Task instructions
Carry none of the pictures over; set down the material below exactly.

Available records

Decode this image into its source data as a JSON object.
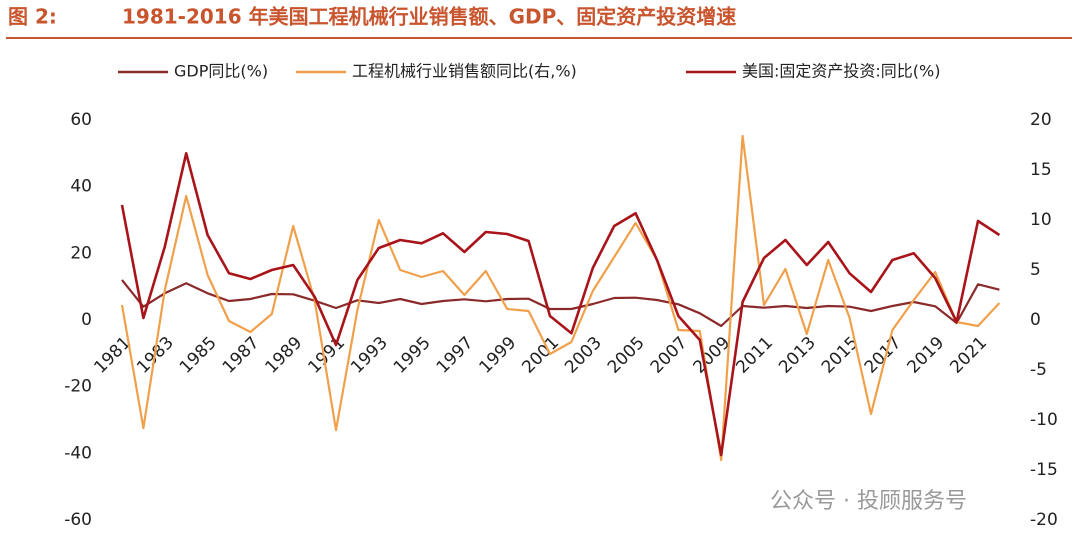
{
  "figure_label": "图 2:",
  "chart_data": {
    "type": "line",
    "title": "1981-2016 年美国工程机械行业销售额、GDP、固定资产投资增速",
    "watermark": "公众号 · 投顾服务号",
    "x": [
      1981,
      1982,
      1983,
      1984,
      1985,
      1986,
      1987,
      1988,
      1989,
      1990,
      1991,
      1992,
      1993,
      1994,
      1995,
      1996,
      1997,
      1998,
      1999,
      2000,
      2001,
      2002,
      2003,
      2004,
      2005,
      2006,
      2007,
      2008,
      2009,
      2010,
      2011,
      2012,
      2013,
      2014,
      2015,
      2016,
      2017,
      2018,
      2019,
      2020,
      2021,
      2022
    ],
    "xlim": [
      1980,
      2023
    ],
    "xticks": [
      1981,
      1983,
      1985,
      1987,
      1989,
      1991,
      1993,
      1995,
      1997,
      1999,
      2001,
      2003,
      2005,
      2007,
      2009,
      2011,
      2013,
      2015,
      2017,
      2019,
      2021
    ],
    "ylim": [
      -60,
      60
    ],
    "yticks": [
      -60,
      -40,
      -20,
      0,
      20,
      40,
      60
    ],
    "y2lim": [
      -20,
      20
    ],
    "y2ticks": [
      -20,
      -15,
      -10,
      -5,
      0,
      5,
      10,
      15,
      20
    ],
    "grid": false,
    "legend": "top",
    "series": [
      {
        "name": "GDP同比(%)",
        "color": "#8b2a2a",
        "axis": "y",
        "values": [
          12,
          4,
          8,
          11,
          8,
          5.7,
          6.3,
          7.8,
          7.7,
          5.8,
          3.6,
          5.9,
          5.1,
          6.3,
          4.8,
          5.7,
          6.2,
          5.6,
          6.3,
          6.4,
          3.3,
          3.3,
          4.8,
          6.6,
          6.7,
          6.0,
          4.7,
          2.0,
          -1.8,
          4.2,
          3.7,
          4.2,
          3.6,
          4.2,
          4.0,
          2.7,
          4.2,
          5.4,
          4.1,
          -0.9,
          10.7,
          9.1
        ]
      },
      {
        "name": "工程机械行业销售额同比(右,%)",
        "color": "#f0a04b",
        "axis": "y2",
        "values": [
          1.5,
          -10.8,
          3,
          12.4,
          4.5,
          -0.1,
          -1.2,
          0.6,
          9.4,
          2,
          -11,
          1,
          10,
          5,
          4.3,
          4.9,
          2.5,
          4.9,
          1.1,
          0.9,
          -3.4,
          -2.2,
          2.9,
          6.3,
          9.7,
          6,
          -1,
          -1.1,
          -14,
          18.4,
          1.5,
          5.1,
          -1.4,
          6,
          0.2,
          -9.4,
          -1,
          2,
          4.8,
          -0.2,
          -0.6,
          1.7
        ]
      },
      {
        "name": "美国:固定资产投资:同比(%)",
        "color": "#a8141a",
        "axis": "y",
        "values": [
          34.5,
          0.6,
          22,
          50,
          25.5,
          14,
          12.3,
          15,
          16.5,
          7,
          -7.5,
          12,
          21.6,
          24,
          23,
          26,
          20.4,
          26.4,
          25.8,
          23.7,
          1.2,
          -4,
          15.6,
          28.2,
          32,
          18,
          1.2,
          -6,
          -40.5,
          5.4,
          18.6,
          24,
          16.5,
          23.4,
          14,
          8.4,
          18,
          20,
          12.6,
          -0.6,
          29.7,
          25.5
        ]
      }
    ]
  }
}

Complete answer
Decode this image into its source data as a JSON object.
{
  "figure_label": "图 2:",
  "chart_data": {
    "type": "line",
    "title": "1981-2016 年美国工程机械行业销售额、GDP、固定资产投资增速",
    "watermark": "公众号 · 投顾服务号",
    "x": [
      1981,
      1982,
      1983,
      1984,
      1985,
      1986,
      1987,
      1988,
      1989,
      1990,
      1991,
      1992,
      1993,
      1994,
      1995,
      1996,
      1997,
      1998,
      1999,
      2000,
      2001,
      2002,
      2003,
      2004,
      2005,
      2006,
      2007,
      2008,
      2009,
      2010,
      2011,
      2012,
      2013,
      2014,
      2015,
      2016,
      2017,
      2018,
      2019,
      2020,
      2021,
      2022
    ],
    "xlim": [
      1980,
      2023
    ],
    "xticks": [
      1981,
      1983,
      1985,
      1987,
      1989,
      1991,
      1993,
      1995,
      1997,
      1999,
      2001,
      2003,
      2005,
      2007,
      2009,
      2011,
      2013,
      2015,
      2017,
      2019,
      2021
    ],
    "ylim": [
      -60,
      60
    ],
    "yticks": [
      -60,
      -40,
      -20,
      0,
      20,
      40,
      60
    ],
    "y2lim": [
      -20,
      20
    ],
    "y2ticks": [
      -20,
      -15,
      -10,
      -5,
      0,
      5,
      10,
      15,
      20
    ],
    "grid": false,
    "legend": "top",
    "series": [
      {
        "name": "GDP同比(%)",
        "color": "#8b2a2a",
        "axis": "y",
        "values": [
          12,
          4,
          8,
          11,
          8,
          5.7,
          6.3,
          7.8,
          7.7,
          5.8,
          3.6,
          5.9,
          5.1,
          6.3,
          4.8,
          5.7,
          6.2,
          5.6,
          6.3,
          6.4,
          3.3,
          3.3,
          4.8,
          6.6,
          6.7,
          6.0,
          4.7,
          2.0,
          -1.8,
          4.2,
          3.7,
          4.2,
          3.6,
          4.2,
          4.0,
          2.7,
          4.2,
          5.4,
          4.1,
          -0.9,
          10.7,
          9.1
        ]
      },
      {
        "name": "工程机械行业销售额同比(右,%)",
        "color": "#f0a04b",
        "axis": "y2",
        "values": [
          1.5,
          -10.8,
          3,
          12.4,
          4.5,
          -0.1,
          -1.2,
          0.6,
          9.4,
          2,
          -11,
          1,
          10,
          5,
          4.3,
          4.9,
          2.5,
          4.9,
          1.1,
          0.9,
          -3.4,
          -2.2,
          2.9,
          6.3,
          9.7,
          6,
          -1,
          -1.1,
          -14,
          18.4,
          1.5,
          5.1,
          -1.4,
          6,
          0.2,
          -9.4,
          -1,
          2,
          4.8,
          -0.2,
          -0.6,
          1.7
        ]
      },
      {
        "name": "美国:固定资产投资:同比(%)",
        "color": "#a8141a",
        "axis": "y",
        "values": [
          34.5,
          0.6,
          22,
          50,
          25.5,
          14,
          12.3,
          15,
          16.5,
          7,
          -7.5,
          12,
          21.6,
          24,
          23,
          26,
          20.4,
          26.4,
          25.8,
          23.7,
          1.2,
          -4,
          15.6,
          28.2,
          32,
          18,
          1.2,
          -6,
          -40.5,
          5.4,
          18.6,
          24,
          16.5,
          23.4,
          14,
          8.4,
          18,
          20,
          12.6,
          -0.6,
          29.7,
          25.5
        ]
      }
    ]
  }
}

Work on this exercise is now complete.